## Instructions to follow
Tally the lines holding the word "price" and state the count by itself.

## Supplied information
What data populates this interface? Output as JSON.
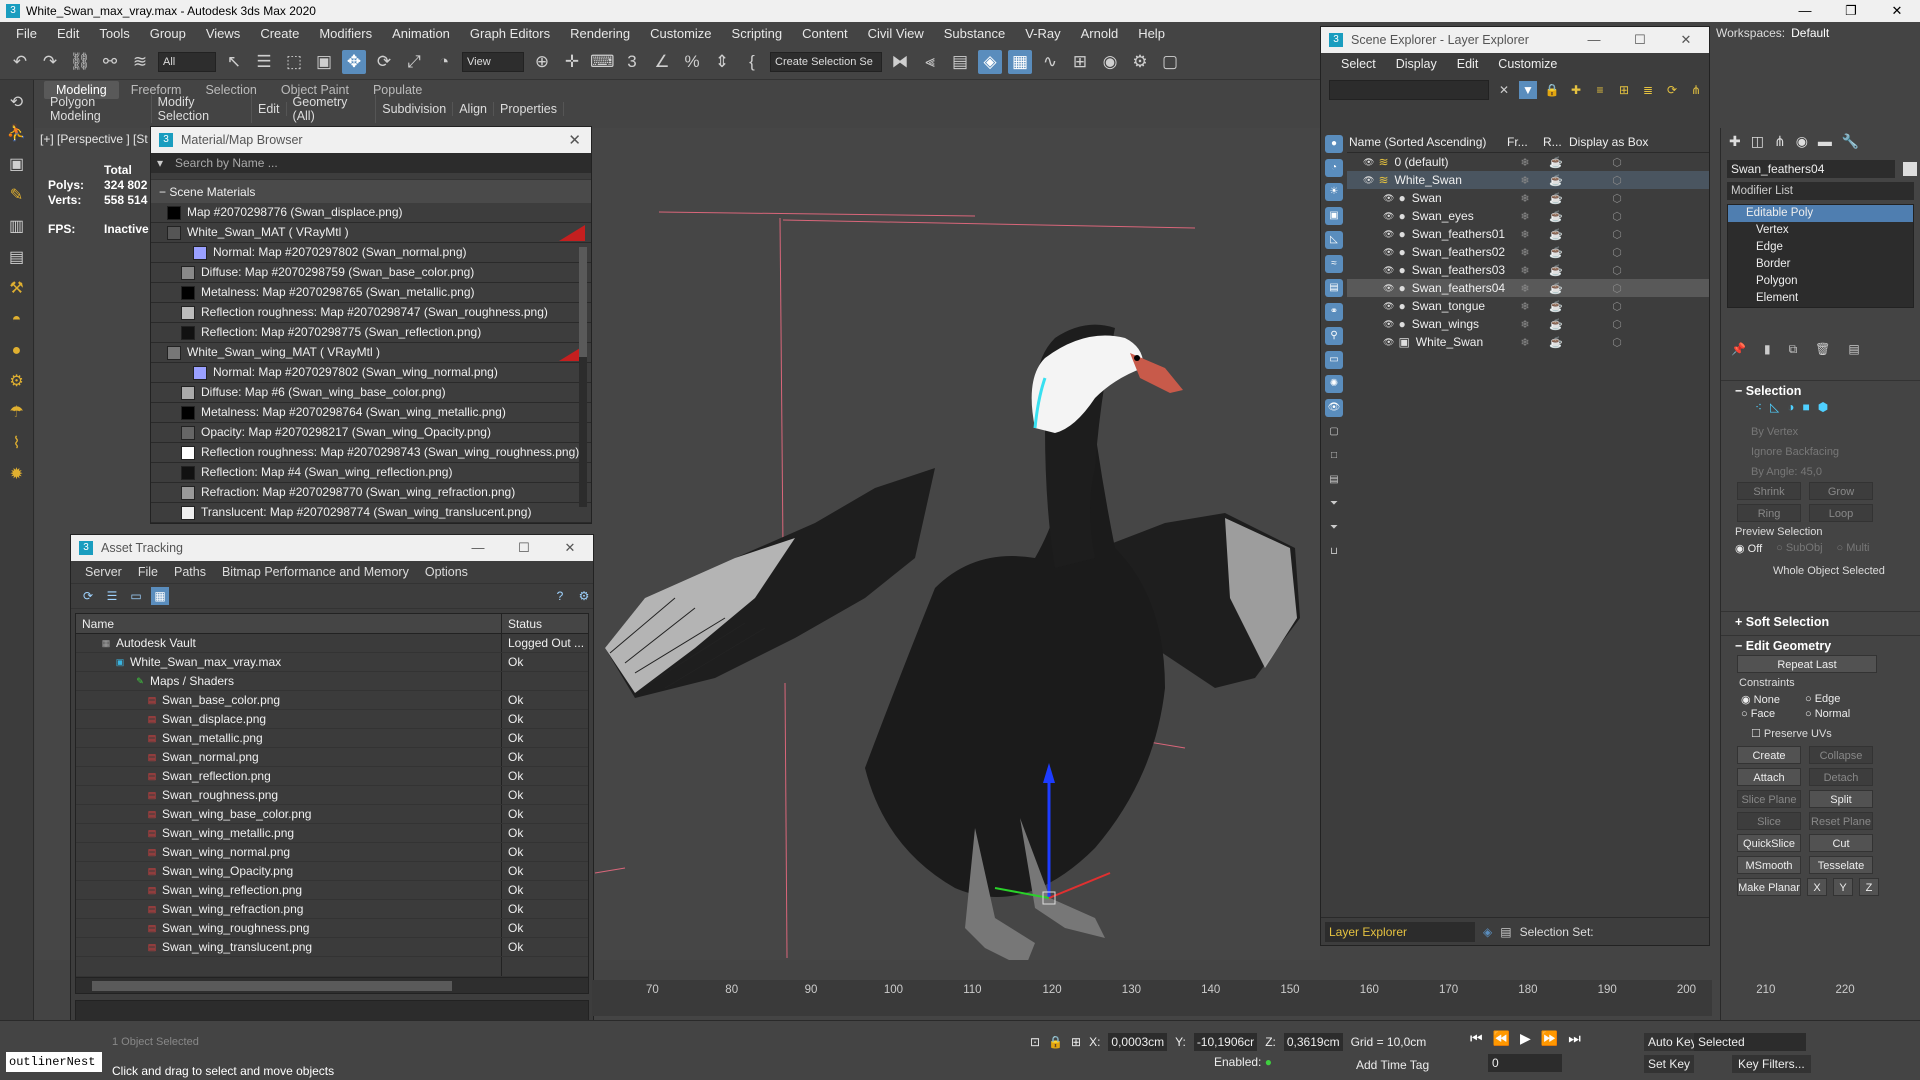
{
  "app": {
    "title": "White_Swan_max_vray.max - Autodesk 3ds Max 2020"
  },
  "menu": [
    "File",
    "Edit",
    "Tools",
    "Group",
    "Views",
    "Create",
    "Modifiers",
    "Animation",
    "Graph Editors",
    "Rendering",
    "Customize",
    "Scripting",
    "Content",
    "Civil View",
    "Substance",
    "V-Ray",
    "Arnold",
    "Help"
  ],
  "workspace": {
    "label": "Workspaces:",
    "value": "Default"
  },
  "toolbar": {
    "filter": "All",
    "view": "View",
    "selset": "Create Selection Se"
  },
  "ribbon": {
    "tabs": [
      "Modeling",
      "Freeform",
      "Selection",
      "Object Paint",
      "Populate"
    ],
    "sub": [
      "Polygon Modeling",
      "Modify Selection",
      "Edit",
      "Geometry (All)",
      "Subdivision",
      "Align",
      "Properties"
    ]
  },
  "viewport": {
    "label": "[+] [Perspective ] [St",
    "stats": {
      "total": "Total",
      "polys_k": "Polys:",
      "polys_v": "324 802",
      "verts_k": "Verts:",
      "verts_v": "558 514",
      "fps_k": "FPS:",
      "fps_v": "Inactive"
    }
  },
  "matbrowser": {
    "title": "Material/Map Browser",
    "search": "Search by Name ...",
    "section": "Scene Materials",
    "rows": [
      {
        "text": "Map #2070298776 (Swan_displace.png)",
        "indent": 16,
        "sw": "#000000"
      },
      {
        "text": "White_Swan_MAT  ( VRayMtl )",
        "indent": 16,
        "sw": "#555",
        "red": true
      },
      {
        "text": "Normal: Map #2070297802 (Swan_normal.png)",
        "indent": 42,
        "sw": "#9aa0ff"
      },
      {
        "text": "Diffuse: Map #2070298759 (Swan_base_color.png)",
        "indent": 30,
        "sw": "#888"
      },
      {
        "text": "Metalness: Map #2070298765 (Swan_metallic.png)",
        "indent": 30,
        "sw": "#000000"
      },
      {
        "text": "Reflection roughness: Map #2070298747 (Swan_roughness.png)",
        "indent": 30,
        "sw": "#bbbbbb"
      },
      {
        "text": "Reflection: Map #2070298775 (Swan_reflection.png)",
        "indent": 30,
        "sw": "#111111"
      },
      {
        "text": "White_Swan_wing_MAT  ( VRayMtl )",
        "indent": 16,
        "sw": "#777",
        "red": true
      },
      {
        "text": "Normal: Map #2070297802 (Swan_wing_normal.png)",
        "indent": 42,
        "sw": "#9aa0ff"
      },
      {
        "text": "Diffuse: Map #6 (Swan_wing_base_color.png)",
        "indent": 30,
        "sw": "#aaaaaa"
      },
      {
        "text": "Metalness: Map #2070298764 (Swan_wing_metallic.png)",
        "indent": 30,
        "sw": "#000000"
      },
      {
        "text": "Opacity: Map #2070298217 (Swan_wing_Opacity.png)",
        "indent": 30,
        "sw": "#666666"
      },
      {
        "text": "Reflection roughness: Map #2070298743 (Swan_wing_roughness.png)",
        "indent": 30,
        "sw": "#ffffff"
      },
      {
        "text": "Reflection: Map #4 (Swan_wing_reflection.png)",
        "indent": 30,
        "sw": "#111111"
      },
      {
        "text": "Refraction: Map #2070298770 (Swan_wing_refraction.png)",
        "indent": 30,
        "sw": "#999999"
      },
      {
        "text": "Translucent: Map #2070298774 (Swan_wing_translucent.png)",
        "indent": 30,
        "sw": "#eeeeee"
      }
    ]
  },
  "asset": {
    "title": "Asset Tracking",
    "menu": [
      "Server",
      "File",
      "Paths",
      "Bitmap Performance and Memory",
      "Options"
    ],
    "col_name": "Name",
    "col_status": "Status",
    "rows": [
      {
        "name": "Autodesk Vault",
        "status": "Logged Out ...",
        "indent": 24,
        "icon": "vault"
      },
      {
        "name": "White_Swan_max_vray.max",
        "status": "Ok",
        "indent": 38,
        "icon": "max"
      },
      {
        "name": "Maps / Shaders",
        "status": "",
        "indent": 58,
        "icon": "maps"
      },
      {
        "name": "Swan_base_color.png",
        "status": "Ok",
        "indent": 70,
        "icon": "png"
      },
      {
        "name": "Swan_displace.png",
        "status": "Ok",
        "indent": 70,
        "icon": "png"
      },
      {
        "name": "Swan_metallic.png",
        "status": "Ok",
        "indent": 70,
        "icon": "png"
      },
      {
        "name": "Swan_normal.png",
        "status": "Ok",
        "indent": 70,
        "icon": "png"
      },
      {
        "name": "Swan_reflection.png",
        "status": "Ok",
        "indent": 70,
        "icon": "png"
      },
      {
        "name": "Swan_roughness.png",
        "status": "Ok",
        "indent": 70,
        "icon": "png"
      },
      {
        "name": "Swan_wing_base_color.png",
        "status": "Ok",
        "indent": 70,
        "icon": "png"
      },
      {
        "name": "Swan_wing_metallic.png",
        "status": "Ok",
        "indent": 70,
        "icon": "png"
      },
      {
        "name": "Swan_wing_normal.png",
        "status": "Ok",
        "indent": 70,
        "icon": "png"
      },
      {
        "name": "Swan_wing_Opacity.png",
        "status": "Ok",
        "indent": 70,
        "icon": "png"
      },
      {
        "name": "Swan_wing_reflection.png",
        "status": "Ok",
        "indent": 70,
        "icon": "png"
      },
      {
        "name": "Swan_wing_refraction.png",
        "status": "Ok",
        "indent": 70,
        "icon": "png"
      },
      {
        "name": "Swan_wing_roughness.png",
        "status": "Ok",
        "indent": 70,
        "icon": "png"
      },
      {
        "name": "Swan_wing_translucent.png",
        "status": "Ok",
        "indent": 70,
        "icon": "png"
      }
    ]
  },
  "scene_explorer": {
    "title": "Scene Explorer - Layer Explorer",
    "menu": [
      "Select",
      "Display",
      "Edit",
      "Customize"
    ],
    "col_name": "Name (Sorted Ascending)",
    "col_fr": "Fr...",
    "col_r": "R...",
    "col_box": "Display as Box",
    "rows": [
      {
        "name": "0 (default)",
        "indent": 16,
        "type": "layer"
      },
      {
        "name": "White_Swan",
        "indent": 16,
        "type": "layer-open"
      },
      {
        "name": "Swan",
        "indent": 36,
        "type": "obj"
      },
      {
        "name": "Swan_eyes",
        "indent": 36,
        "type": "obj"
      },
      {
        "name": "Swan_feathers01",
        "indent": 36,
        "type": "obj"
      },
      {
        "name": "Swan_feathers02",
        "indent": 36,
        "type": "obj"
      },
      {
        "name": "Swan_feathers03",
        "indent": 36,
        "type": "obj"
      },
      {
        "name": "Swan_feathers04",
        "indent": 36,
        "type": "obj",
        "selected": true
      },
      {
        "name": "Swan_tongue",
        "indent": 36,
        "type": "obj"
      },
      {
        "name": "Swan_wings",
        "indent": 36,
        "type": "obj"
      },
      {
        "name": "White_Swan",
        "indent": 36,
        "type": "grp"
      }
    ],
    "bottom_dd": "Layer Explorer",
    "selset_label": "Selection Set:"
  },
  "command": {
    "object": "Swan_feathers04",
    "modlist": "Modifier List",
    "stack": [
      {
        "label": "Editable Poly",
        "sel": true
      },
      {
        "label": "Vertex"
      },
      {
        "label": "Edge"
      },
      {
        "label": "Border"
      },
      {
        "label": "Polygon"
      },
      {
        "label": "Element"
      }
    ],
    "selection": "Selection",
    "by_vertex": "By Vertex",
    "ignore_bf": "Ignore Backfacing",
    "by_angle": "By Angle:",
    "angle": "45,0",
    "shrink": "Shrink",
    "grow": "Grow",
    "ring": "Ring",
    "loop": "Loop",
    "preview": "Preview Selection",
    "off": "Off",
    "subobj": "SubObj",
    "multi": "Multi",
    "whole": "Whole Object Selected",
    "soft": "Soft Selection",
    "editgeo": "Edit Geometry",
    "repeat": "Repeat Last",
    "constraints": "Constraints",
    "c_none": "None",
    "c_edge": "Edge",
    "c_face": "Face",
    "c_normal": "Normal",
    "preserve": "Preserve UVs",
    "create": "Create",
    "collapse": "Collapse",
    "attach": "Attach",
    "detach": "Detach",
    "sliceplane": "Slice Plane",
    "split": "Split",
    "slice": "Slice",
    "resetplane": "Reset Plane",
    "quickslice": "QuickSlice",
    "cut": "Cut",
    "msmooth": "MSmooth",
    "tesselate": "Tesselate",
    "makeplanar": "Make Planar",
    "x": "X",
    "y": "Y",
    "z": "Z"
  },
  "timeline": {
    "ticks": [
      "70",
      "80",
      "90",
      "100",
      "110",
      "120",
      "130",
      "140",
      "150",
      "160",
      "170",
      "180",
      "190",
      "200",
      "210",
      "220"
    ]
  },
  "status": {
    "maxscript": "outlinerNest",
    "selected": "1 Object Selected",
    "msg": "Click and drag to select and move objects",
    "x_label": "X:",
    "x": "0,0003cm",
    "y_label": "Y:",
    "y": "-10,1906cr",
    "z_label": "Z:",
    "z": "0,3619cm",
    "grid": "Grid = 10,0cm",
    "enabled": "Enabled:",
    "addtime": "Add Time Tag",
    "frame": "0",
    "autokey": "Auto Key",
    "setkey": "Set Key",
    "selected_dd": "Selected",
    "keyfilters": "Key Filters..."
  },
  "colors": {
    "accent": "#5a8dbd",
    "selection": "#4f7eb0",
    "background": "#444444"
  }
}
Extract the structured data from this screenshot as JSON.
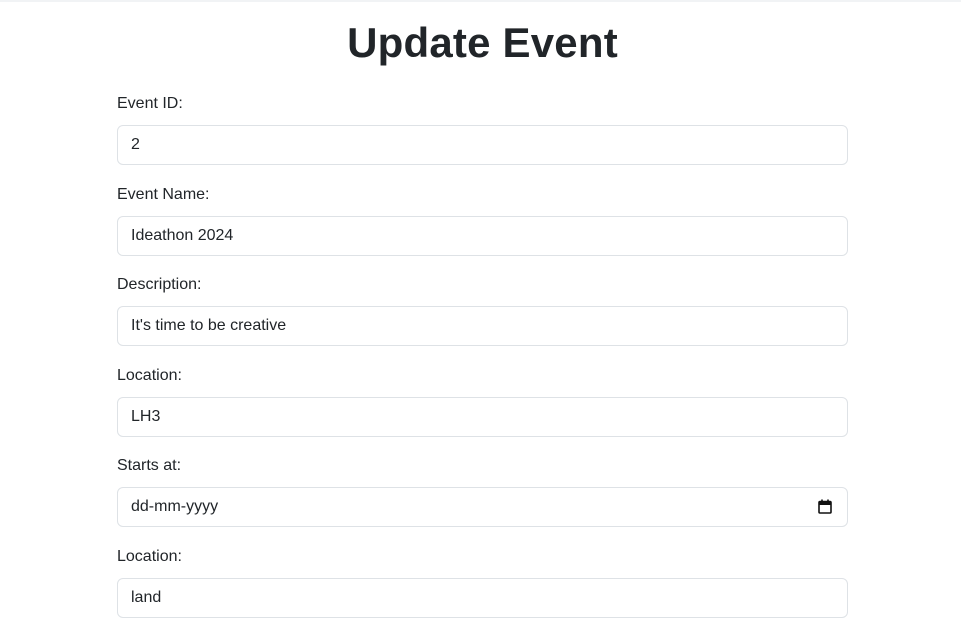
{
  "page": {
    "title": "Update Event"
  },
  "form": {
    "fields": [
      {
        "label": "Event ID:",
        "value": "2"
      },
      {
        "label": "Event Name:",
        "value": "Ideathon 2024"
      },
      {
        "label": "Description:",
        "value": "It's time to be creative"
      },
      {
        "label": "Location:",
        "value": "LH3"
      },
      {
        "label": "Starts at:",
        "value": "",
        "placeholder": "dd-mm-yyyy",
        "icon": "calendar-icon"
      },
      {
        "label": "Location:",
        "value": "land"
      }
    ]
  }
}
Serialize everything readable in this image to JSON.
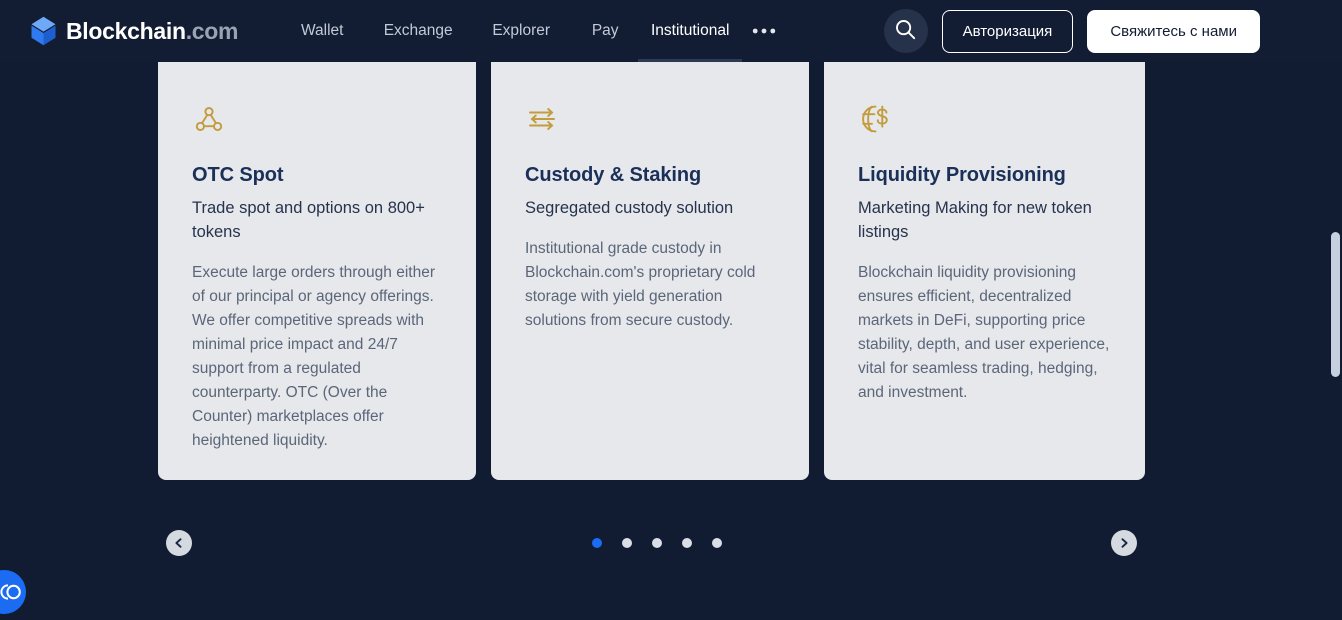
{
  "header": {
    "brand": {
      "name": "Blockchain",
      "suffix": ".com",
      "logo_icon": "blockchain-cube-logo"
    },
    "nav": [
      {
        "label": "Wallet",
        "active": false
      },
      {
        "label": "Exchange",
        "active": false
      },
      {
        "label": "Explorer",
        "active": false
      },
      {
        "label": "Pay",
        "active": false
      },
      {
        "label": "Institutional",
        "active": true
      }
    ],
    "more_icon": "ellipsis-horizontal-icon",
    "search_icon": "search-icon",
    "login_label": "Авторизация",
    "contact_label": "Свяжитесь с нами"
  },
  "carousel": {
    "cards": [
      {
        "icon": "network-nodes-icon",
        "title": "OTC Spot",
        "subtitle": "Trade spot and options on 800+ tokens",
        "body": "Execute large orders through either of our principal or agency offerings. We offer competitive spreads with minimal price impact and 24/7 support from a regulated counterparty. OTC (Over the Counter) marketplaces offer heightened liquidity."
      },
      {
        "icon": "swap-arrows-icon",
        "title": "Custody & Staking",
        "subtitle": "Segregated custody solution",
        "body": "Institutional grade custody in Blockchain.com's proprietary cold storage with yield generation solutions from secure custody."
      },
      {
        "icon": "globe-dollar-icon",
        "title": "Liquidity Provisioning",
        "subtitle": "Marketing Making for new token listings",
        "body": "Blockchain liquidity provisioning ensures efficient, decentralized markets in DeFi, supporting price stability, depth, and user experience, vital for seamless trading, hedging, and investment."
      }
    ],
    "prev_icon": "chevron-left-circle-icon",
    "next_icon": "chevron-right-circle-icon",
    "dot_count": 5,
    "active_dot_index": 0
  },
  "accessibility_widget": {
    "icon": "accessibility-toggle-icon"
  },
  "colors": {
    "page_background": "#111b31",
    "header_background": "#121d33",
    "card_background": "#e6e8eb",
    "card_title": "#1a3059",
    "card_body_text": "#5b6679",
    "icon_gold": "#c29c3e",
    "accent_blue": "#1b6cf2",
    "logo_blue": "#3d89f5"
  }
}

## Output for this exercise
2